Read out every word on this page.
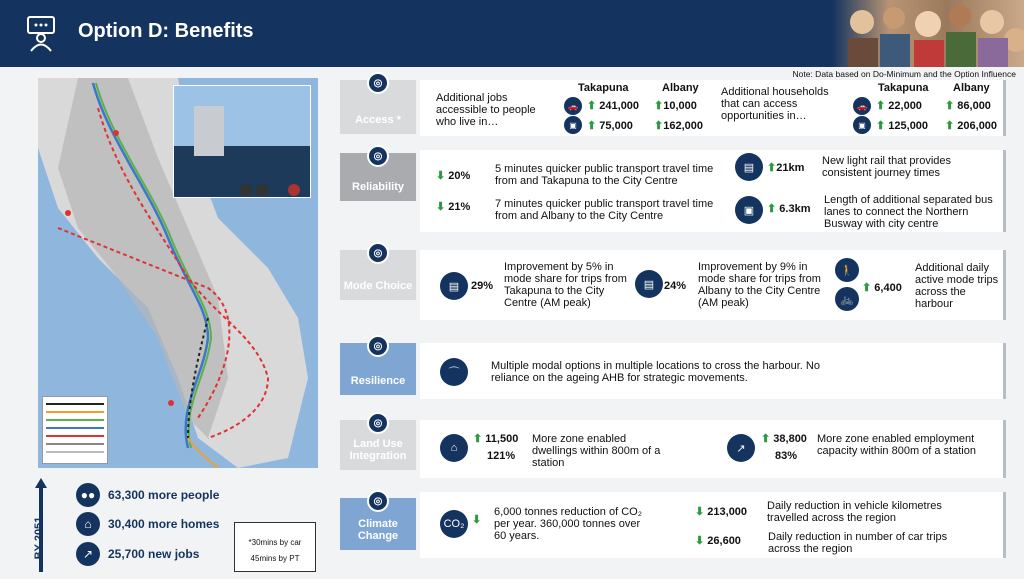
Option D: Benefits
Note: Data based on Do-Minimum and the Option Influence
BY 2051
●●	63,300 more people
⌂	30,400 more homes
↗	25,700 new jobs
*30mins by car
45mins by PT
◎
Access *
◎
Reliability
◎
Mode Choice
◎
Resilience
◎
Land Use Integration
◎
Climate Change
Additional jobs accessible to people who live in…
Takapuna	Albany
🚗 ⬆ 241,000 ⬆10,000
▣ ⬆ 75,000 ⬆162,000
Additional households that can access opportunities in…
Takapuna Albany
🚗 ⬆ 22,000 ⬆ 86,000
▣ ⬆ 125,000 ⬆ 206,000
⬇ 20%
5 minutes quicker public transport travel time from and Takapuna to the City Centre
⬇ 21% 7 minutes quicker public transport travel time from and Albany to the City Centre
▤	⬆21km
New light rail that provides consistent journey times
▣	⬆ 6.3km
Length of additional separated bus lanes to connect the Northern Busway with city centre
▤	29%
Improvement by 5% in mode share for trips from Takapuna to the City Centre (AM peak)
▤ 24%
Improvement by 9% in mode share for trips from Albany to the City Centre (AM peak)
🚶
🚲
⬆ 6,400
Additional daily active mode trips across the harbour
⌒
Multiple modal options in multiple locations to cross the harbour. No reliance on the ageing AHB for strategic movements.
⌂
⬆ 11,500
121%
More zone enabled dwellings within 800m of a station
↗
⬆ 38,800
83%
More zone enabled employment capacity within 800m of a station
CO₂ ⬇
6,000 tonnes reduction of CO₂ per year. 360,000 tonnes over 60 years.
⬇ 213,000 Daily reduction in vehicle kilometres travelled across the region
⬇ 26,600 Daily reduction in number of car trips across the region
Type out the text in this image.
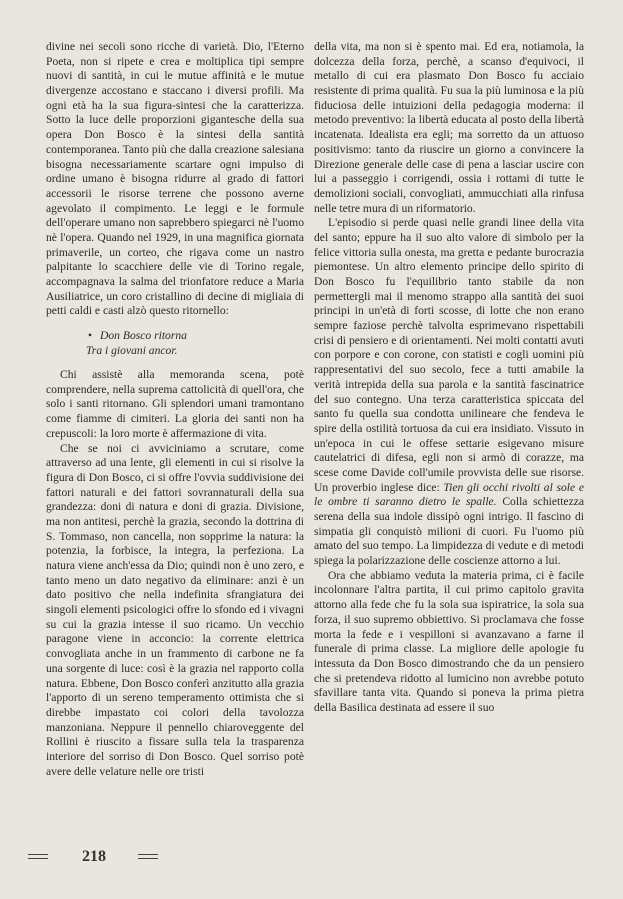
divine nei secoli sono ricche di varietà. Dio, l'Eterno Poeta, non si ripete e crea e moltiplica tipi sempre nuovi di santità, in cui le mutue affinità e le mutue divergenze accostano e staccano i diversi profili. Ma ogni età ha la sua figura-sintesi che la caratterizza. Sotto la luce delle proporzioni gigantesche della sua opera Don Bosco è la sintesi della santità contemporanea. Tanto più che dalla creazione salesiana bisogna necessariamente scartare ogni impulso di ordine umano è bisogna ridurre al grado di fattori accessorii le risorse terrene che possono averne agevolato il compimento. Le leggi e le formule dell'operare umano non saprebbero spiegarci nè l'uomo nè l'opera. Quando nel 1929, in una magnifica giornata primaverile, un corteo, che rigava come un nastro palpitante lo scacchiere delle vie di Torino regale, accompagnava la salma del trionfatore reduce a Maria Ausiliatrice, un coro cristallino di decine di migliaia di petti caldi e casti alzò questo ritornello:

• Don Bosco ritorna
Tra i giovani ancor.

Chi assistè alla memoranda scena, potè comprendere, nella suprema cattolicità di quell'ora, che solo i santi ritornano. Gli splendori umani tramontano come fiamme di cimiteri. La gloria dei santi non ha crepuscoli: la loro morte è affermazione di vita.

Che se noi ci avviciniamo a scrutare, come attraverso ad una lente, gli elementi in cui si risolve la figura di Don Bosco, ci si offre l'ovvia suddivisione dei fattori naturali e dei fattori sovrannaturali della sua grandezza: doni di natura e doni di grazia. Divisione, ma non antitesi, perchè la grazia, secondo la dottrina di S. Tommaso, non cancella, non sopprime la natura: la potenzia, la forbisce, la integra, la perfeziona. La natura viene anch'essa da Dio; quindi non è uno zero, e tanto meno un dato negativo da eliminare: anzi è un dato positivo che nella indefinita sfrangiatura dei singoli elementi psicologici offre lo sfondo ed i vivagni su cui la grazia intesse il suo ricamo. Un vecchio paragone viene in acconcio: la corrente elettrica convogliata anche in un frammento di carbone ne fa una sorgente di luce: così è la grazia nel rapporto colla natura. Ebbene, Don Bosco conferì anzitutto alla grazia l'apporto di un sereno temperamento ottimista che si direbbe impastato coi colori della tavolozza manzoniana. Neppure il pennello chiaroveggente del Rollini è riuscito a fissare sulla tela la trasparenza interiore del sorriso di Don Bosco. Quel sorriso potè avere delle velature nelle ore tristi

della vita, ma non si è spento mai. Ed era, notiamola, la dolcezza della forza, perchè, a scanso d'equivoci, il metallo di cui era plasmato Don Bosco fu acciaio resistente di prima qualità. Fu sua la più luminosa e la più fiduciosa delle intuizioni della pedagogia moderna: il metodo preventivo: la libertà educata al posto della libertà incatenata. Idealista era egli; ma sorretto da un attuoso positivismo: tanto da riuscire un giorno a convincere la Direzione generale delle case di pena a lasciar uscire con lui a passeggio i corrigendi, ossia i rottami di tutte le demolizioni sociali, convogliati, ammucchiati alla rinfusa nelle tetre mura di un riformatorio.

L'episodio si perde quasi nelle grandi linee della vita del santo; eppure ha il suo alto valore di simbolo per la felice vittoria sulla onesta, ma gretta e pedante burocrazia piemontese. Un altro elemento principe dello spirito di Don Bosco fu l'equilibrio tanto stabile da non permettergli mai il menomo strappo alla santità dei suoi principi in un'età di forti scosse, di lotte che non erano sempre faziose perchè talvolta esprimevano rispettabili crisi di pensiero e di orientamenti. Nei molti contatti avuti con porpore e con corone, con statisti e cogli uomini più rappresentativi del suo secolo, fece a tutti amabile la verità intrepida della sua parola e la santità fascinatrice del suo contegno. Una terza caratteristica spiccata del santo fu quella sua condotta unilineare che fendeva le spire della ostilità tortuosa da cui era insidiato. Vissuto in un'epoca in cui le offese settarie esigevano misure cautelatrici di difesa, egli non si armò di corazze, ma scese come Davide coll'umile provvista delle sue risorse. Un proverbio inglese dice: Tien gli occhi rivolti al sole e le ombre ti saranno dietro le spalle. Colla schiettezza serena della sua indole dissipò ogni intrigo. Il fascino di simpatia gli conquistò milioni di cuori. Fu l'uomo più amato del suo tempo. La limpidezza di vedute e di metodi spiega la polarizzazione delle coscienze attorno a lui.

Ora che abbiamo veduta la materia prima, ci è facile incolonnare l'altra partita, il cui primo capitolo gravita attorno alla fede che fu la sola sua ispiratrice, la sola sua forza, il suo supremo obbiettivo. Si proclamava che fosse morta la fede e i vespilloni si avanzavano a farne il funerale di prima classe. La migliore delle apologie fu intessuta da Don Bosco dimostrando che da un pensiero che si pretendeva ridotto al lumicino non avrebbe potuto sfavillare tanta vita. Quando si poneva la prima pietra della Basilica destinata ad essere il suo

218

---------------

• **Given request**:
Identify the lines above with the word "Takapuna". Copy them.

• **Reply**:
Takapuna	Albany
Takapuna Albany
5 minutes quicker public transport travel time from and Takapuna to the City Centre
Improvement by 5% in mode share for trips from Takapuna to the City Centre (AM peak)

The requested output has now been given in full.